§ Given exercise
Return the listing below unchanged, minus its pictures.

>> Start

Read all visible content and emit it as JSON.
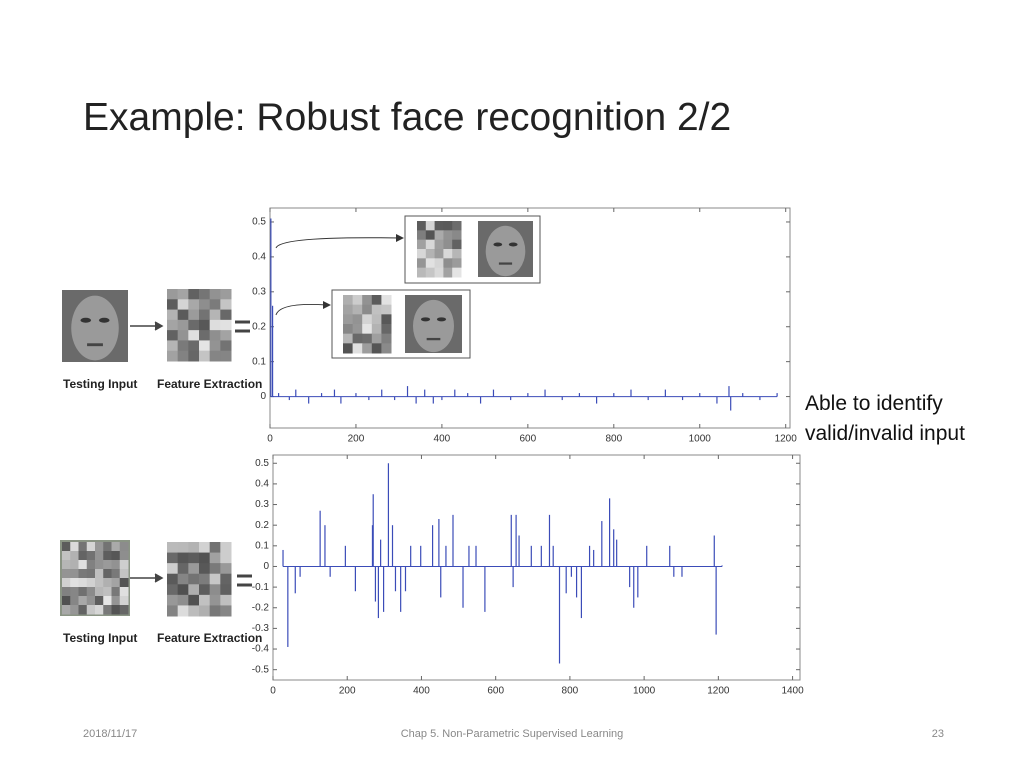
{
  "slide_title": "Example: Robust face recognition 2/2",
  "note": [
    "Able to identify",
    "valid/invalid input"
  ],
  "figure_labels": {
    "top": [
      "Testing Input",
      "Feature Extraction"
    ],
    "bottom": [
      "Testing Input",
      "Feature Extraction"
    ]
  },
  "footer": {
    "date": "2018/11/17",
    "course": "Chap 5. Non-Parametric Supervised Learning",
    "page": "23"
  },
  "chart_data": [
    {
      "type": "stem",
      "color": "#3b4cb8",
      "x": [
        2,
        6,
        20,
        45,
        60,
        90,
        120,
        150,
        165,
        200,
        230,
        260,
        290,
        320,
        340,
        360,
        380,
        400,
        430,
        460,
        490,
        520,
        560,
        600,
        640,
        680,
        720,
        760,
        800,
        840,
        880,
        920,
        960,
        1000,
        1040,
        1068,
        1072,
        1100,
        1140,
        1180
      ],
      "values": [
        0.51,
        0.26,
        0.01,
        -0.01,
        0.02,
        -0.02,
        0.01,
        0.02,
        -0.02,
        0.01,
        -0.01,
        0.02,
        -0.01,
        0.03,
        -0.02,
        0.02,
        -0.02,
        -0.01,
        0.02,
        0.01,
        -0.02,
        0.02,
        -0.01,
        0.01,
        0.02,
        -0.01,
        0.01,
        -0.02,
        0.01,
        0.02,
        -0.01,
        0.02,
        -0.01,
        0.01,
        -0.02,
        0.03,
        -0.04,
        0.01,
        -0.01,
        0.01
      ],
      "xlim": [
        0,
        1210
      ],
      "ylim": [
        -0.09,
        0.54
      ],
      "xticks": [
        0,
        200,
        400,
        600,
        800,
        1000,
        1200
      ],
      "yticks": [
        0,
        0.1,
        0.2,
        0.3,
        0.4,
        0.5
      ]
    },
    {
      "type": "stem",
      "color": "#3b4cb8",
      "x": [
        27,
        40,
        60,
        73,
        127,
        140,
        154,
        195,
        222,
        268,
        270,
        276,
        284,
        290,
        298,
        311,
        322,
        330,
        344,
        357,
        371,
        398,
        430,
        447,
        452,
        466,
        485,
        512,
        528,
        547,
        571,
        642,
        647,
        655,
        663,
        696,
        723,
        745,
        755,
        772,
        790,
        804,
        818,
        831,
        853,
        864,
        886,
        907,
        918,
        926,
        961,
        972,
        983,
        1007,
        1069,
        1080,
        1102,
        1189,
        1194,
        1210
      ],
      "values": [
        0.08,
        -0.39,
        -0.13,
        -0.05,
        0.27,
        0.2,
        -0.05,
        0.1,
        -0.12,
        0.2,
        0.35,
        -0.17,
        -0.25,
        0.13,
        -0.22,
        0.5,
        0.2,
        -0.12,
        -0.22,
        -0.12,
        0.1,
        0.1,
        0.2,
        0.23,
        -0.15,
        0.1,
        0.25,
        -0.2,
        0.1,
        0.1,
        -0.22,
        0.25,
        -0.1,
        0.25,
        0.15,
        0.1,
        0.1,
        0.25,
        0.1,
        -0.47,
        -0.13,
        -0.05,
        -0.15,
        -0.25,
        0.1,
        0.08,
        0.22,
        0.33,
        0.18,
        0.13,
        -0.1,
        -0.2,
        -0.15,
        0.1,
        0.1,
        -0.05,
        -0.05,
        0.15,
        -0.33,
        0.005
      ],
      "xlim": [
        0,
        1420
      ],
      "ylim": [
        -0.55,
        0.54
      ],
      "xticks": [
        0,
        200,
        400,
        600,
        800,
        1000,
        1200,
        1400
      ],
      "yticks": [
        -0.5,
        -0.4,
        -0.3,
        -0.2,
        -0.1,
        0,
        0.1,
        0.2,
        0.3,
        0.4,
        0.5
      ]
    }
  ]
}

>> End

§ Answer to this exercise
Read all visible content and emit it as JSON.
{
  "slide_title": "Example: Robust face recognition 2/2",
  "note": [
    "Able to identify",
    "valid/invalid input"
  ],
  "figure_labels": {
    "top": [
      "Testing Input",
      "Feature Extraction"
    ],
    "bottom": [
      "Testing Input",
      "Feature Extraction"
    ]
  },
  "footer": {
    "date": "2018/11/17",
    "course": "Chap 5. Non-Parametric Supervised Learning",
    "page": "23"
  },
  "chart_data": [
    {
      "type": "stem",
      "color": "#3b4cb8",
      "x": [
        2,
        6,
        20,
        45,
        60,
        90,
        120,
        150,
        165,
        200,
        230,
        260,
        290,
        320,
        340,
        360,
        380,
        400,
        430,
        460,
        490,
        520,
        560,
        600,
        640,
        680,
        720,
        760,
        800,
        840,
        880,
        920,
        960,
        1000,
        1040,
        1068,
        1072,
        1100,
        1140,
        1180
      ],
      "values": [
        0.51,
        0.26,
        0.01,
        -0.01,
        0.02,
        -0.02,
        0.01,
        0.02,
        -0.02,
        0.01,
        -0.01,
        0.02,
        -0.01,
        0.03,
        -0.02,
        0.02,
        -0.02,
        -0.01,
        0.02,
        0.01,
        -0.02,
        0.02,
        -0.01,
        0.01,
        0.02,
        -0.01,
        0.01,
        -0.02,
        0.01,
        0.02,
        -0.01,
        0.02,
        -0.01,
        0.01,
        -0.02,
        0.03,
        -0.04,
        0.01,
        -0.01,
        0.01
      ],
      "xlim": [
        0,
        1210
      ],
      "ylim": [
        -0.09,
        0.54
      ],
      "xticks": [
        0,
        200,
        400,
        600,
        800,
        1000,
        1200
      ],
      "yticks": [
        0,
        0.1,
        0.2,
        0.3,
        0.4,
        0.5
      ]
    },
    {
      "type": "stem",
      "color": "#3b4cb8",
      "x": [
        27,
        40,
        60,
        73,
        127,
        140,
        154,
        195,
        222,
        268,
        270,
        276,
        284,
        290,
        298,
        311,
        322,
        330,
        344,
        357,
        371,
        398,
        430,
        447,
        452,
        466,
        485,
        512,
        528,
        547,
        571,
        642,
        647,
        655,
        663,
        696,
        723,
        745,
        755,
        772,
        790,
        804,
        818,
        831,
        853,
        864,
        886,
        907,
        918,
        926,
        961,
        972,
        983,
        1007,
        1069,
        1080,
        1102,
        1189,
        1194,
        1210
      ],
      "values": [
        0.08,
        -0.39,
        -0.13,
        -0.05,
        0.27,
        0.2,
        -0.05,
        0.1,
        -0.12,
        0.2,
        0.35,
        -0.17,
        -0.25,
        0.13,
        -0.22,
        0.5,
        0.2,
        -0.12,
        -0.22,
        -0.12,
        0.1,
        0.1,
        0.2,
        0.23,
        -0.15,
        0.1,
        0.25,
        -0.2,
        0.1,
        0.1,
        -0.22,
        0.25,
        -0.1,
        0.25,
        0.15,
        0.1,
        0.1,
        0.25,
        0.1,
        -0.47,
        -0.13,
        -0.05,
        -0.15,
        -0.25,
        0.1,
        0.08,
        0.22,
        0.33,
        0.18,
        0.13,
        -0.1,
        -0.2,
        -0.15,
        0.1,
        0.1,
        -0.05,
        -0.05,
        0.15,
        -0.33,
        0.005
      ],
      "xlim": [
        0,
        1420
      ],
      "ylim": [
        -0.55,
        0.54
      ],
      "xticks": [
        0,
        200,
        400,
        600,
        800,
        1000,
        1200,
        1400
      ],
      "yticks": [
        -0.5,
        -0.4,
        -0.3,
        -0.2,
        -0.1,
        0,
        0.1,
        0.2,
        0.3,
        0.4,
        0.5
      ]
    }
  ]
}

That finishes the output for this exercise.